— START OF Records shown —

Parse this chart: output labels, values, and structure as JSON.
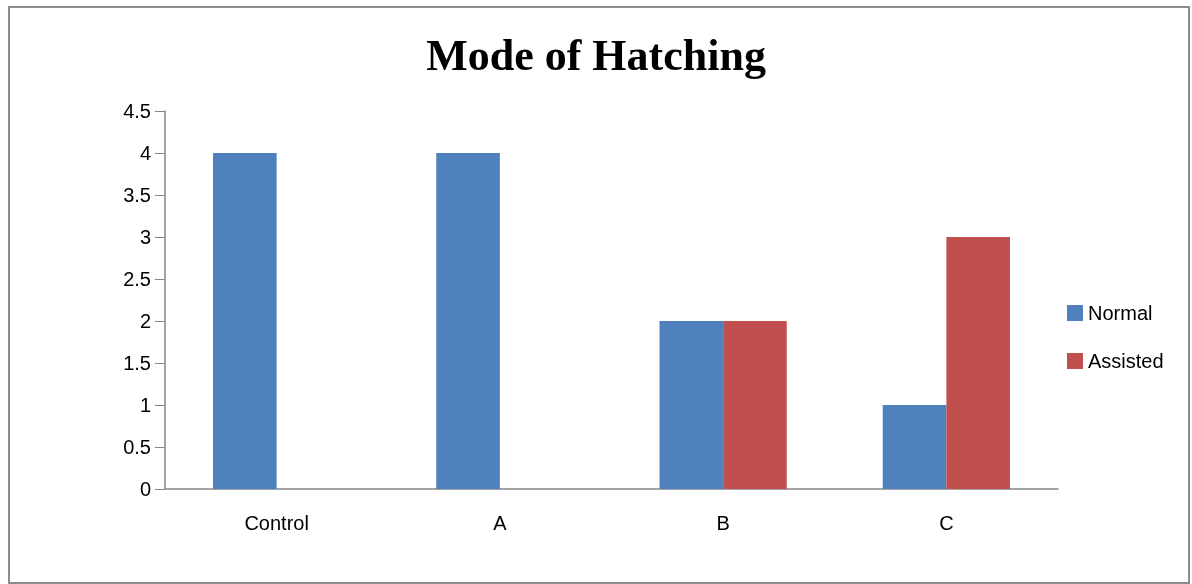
{
  "chart_data": {
    "type": "bar",
    "title": "Mode of Hatching",
    "categories": [
      "Control",
      "A",
      "B",
      "C"
    ],
    "series": [
      {
        "name": "Normal",
        "color": "#4f81bd",
        "values": [
          4,
          4,
          2,
          1
        ]
      },
      {
        "name": "Assisted",
        "color": "#c0504d",
        "values": [
          0,
          0,
          2,
          3
        ]
      }
    ],
    "ylim": [
      0,
      4.5
    ],
    "yticks": [
      0,
      0.5,
      1,
      1.5,
      2,
      2.5,
      3,
      3.5,
      4,
      4.5
    ],
    "grid": false,
    "legend": "right"
  }
}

— END OF Records shown —

**Objective**
Every record is to be reproduced exactly, with no pictures included.

**Solution to this problem**
Parse this chart: output labels, values, and structure as JSON.
{
  "chart_data": {
    "type": "bar",
    "title": "Mode of Hatching",
    "categories": [
      "Control",
      "A",
      "B",
      "C"
    ],
    "series": [
      {
        "name": "Normal",
        "color": "#4f81bd",
        "values": [
          4,
          4,
          2,
          1
        ]
      },
      {
        "name": "Assisted",
        "color": "#c0504d",
        "values": [
          0,
          0,
          2,
          3
        ]
      }
    ],
    "ylim": [
      0,
      4.5
    ],
    "yticks": [
      0,
      0.5,
      1,
      1.5,
      2,
      2.5,
      3,
      3.5,
      4,
      4.5
    ],
    "grid": false,
    "legend": "right"
  }
}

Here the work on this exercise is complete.